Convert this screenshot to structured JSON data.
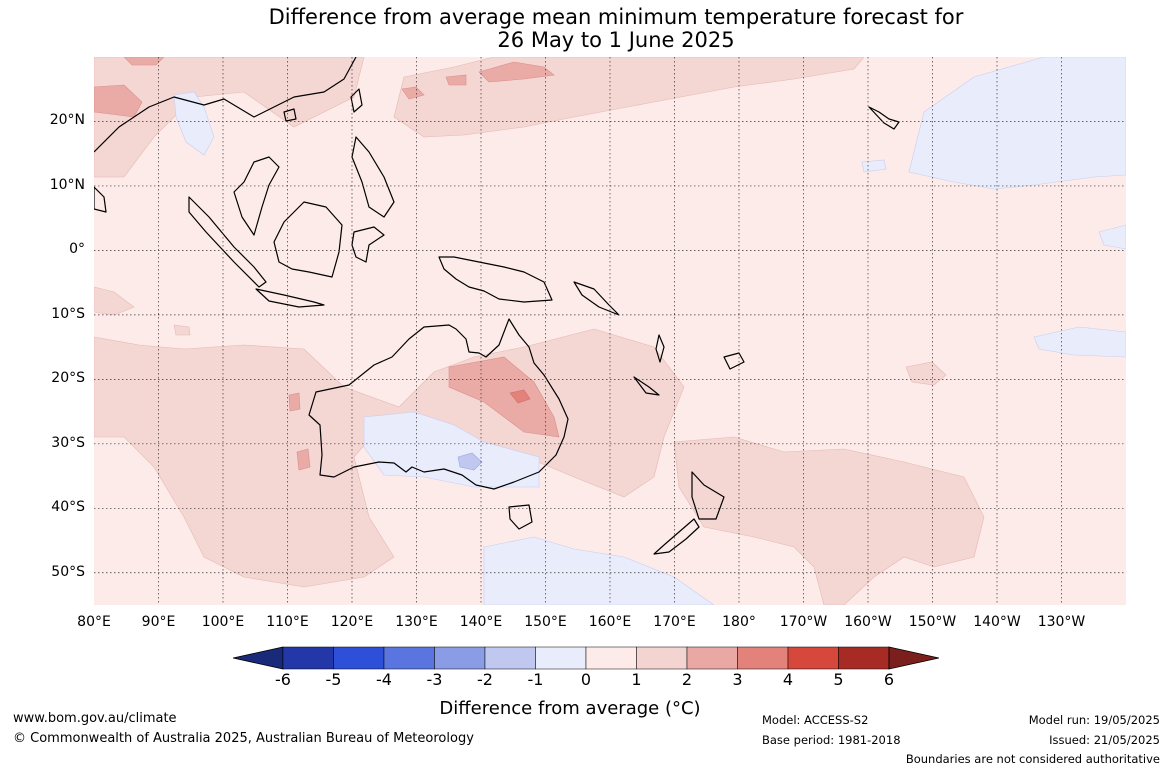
{
  "title": {
    "line1": "Difference from average mean minimum temperature forecast for",
    "line2": "26 May to 1 June 2025"
  },
  "map": {
    "lat_labels": [
      "20°N",
      "10°N",
      "0°",
      "10°S",
      "20°S",
      "30°S",
      "40°S",
      "50°S"
    ],
    "lon_labels": [
      "80°E",
      "90°E",
      "100°E",
      "110°E",
      "120°E",
      "130°E",
      "140°E",
      "150°E",
      "160°E",
      "170°E",
      "180°",
      "170°W",
      "160°W",
      "150°W",
      "140°W",
      "130°W"
    ],
    "extent": {
      "lon_min": 80,
      "lon_max": 240,
      "lat_min": -55,
      "lat_max": 30
    },
    "gridlines": true
  },
  "colorbar": {
    "ticks": [
      "-6",
      "-5",
      "-4",
      "-3",
      "-2",
      "-1",
      "0",
      "1",
      "2",
      "3",
      "4",
      "5",
      "6"
    ],
    "colors": [
      "#1a2a7a",
      "#2437a8",
      "#2e4fd8",
      "#5a74e0",
      "#8a9ce6",
      "#c0c8f0",
      "#e9ecfb",
      "#fcebe8",
      "#f3d4d1",
      "#eaa8a4",
      "#e3827b",
      "#d6473c",
      "#a82a25",
      "#7a1f1c"
    ],
    "label": "Difference from average (°C)"
  },
  "footer": {
    "website": "www.bom.gov.au/climate",
    "copyright": "© Commonwealth of Australia 2025, Australian Bureau of Meteorology",
    "model": "Model: ACCESS-S2",
    "base_period": "Base period: 1981-2018",
    "model_run": "Model run: 19/05/2025",
    "issued": "Issued: 21/05/2025",
    "disclaimer": "Boundaries are not considered authoritative"
  }
}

• **Exercise brief**
Each entry shown above must be quoted exactly, with its pictures left out.

• **Full solution**
Convert this screenshot to structured JSON data.
{
  "title": {
    "line1": "Difference from average mean minimum temperature forecast for",
    "line2": "26 May to 1 June 2025"
  },
  "map": {
    "lat_labels": [
      "20°N",
      "10°N",
      "0°",
      "10°S",
      "20°S",
      "30°S",
      "40°S",
      "50°S"
    ],
    "lon_labels": [
      "80°E",
      "90°E",
      "100°E",
      "110°E",
      "120°E",
      "130°E",
      "140°E",
      "150°E",
      "160°E",
      "170°E",
      "180°",
      "170°W",
      "160°W",
      "150°W",
      "140°W",
      "130°W"
    ],
    "extent": {
      "lon_min": 80,
      "lon_max": 240,
      "lat_min": -55,
      "lat_max": 30
    },
    "gridlines": true
  },
  "colorbar": {
    "ticks": [
      "-6",
      "-5",
      "-4",
      "-3",
      "-2",
      "-1",
      "0",
      "1",
      "2",
      "3",
      "4",
      "5",
      "6"
    ],
    "colors": [
      "#1a2a7a",
      "#2437a8",
      "#2e4fd8",
      "#5a74e0",
      "#8a9ce6",
      "#c0c8f0",
      "#e9ecfb",
      "#fcebe8",
      "#f3d4d1",
      "#eaa8a4",
      "#e3827b",
      "#d6473c",
      "#a82a25",
      "#7a1f1c"
    ],
    "label": "Difference from average (°C)"
  },
  "footer": {
    "website": "www.bom.gov.au/climate",
    "copyright": "© Commonwealth of Australia 2025, Australian Bureau of Meteorology",
    "model": "Model: ACCESS-S2",
    "base_period": "Base period: 1981-2018",
    "model_run": "Model run: 19/05/2025",
    "issued": "Issued: 21/05/2025",
    "disclaimer": "Boundaries are not considered authoritative"
  }
}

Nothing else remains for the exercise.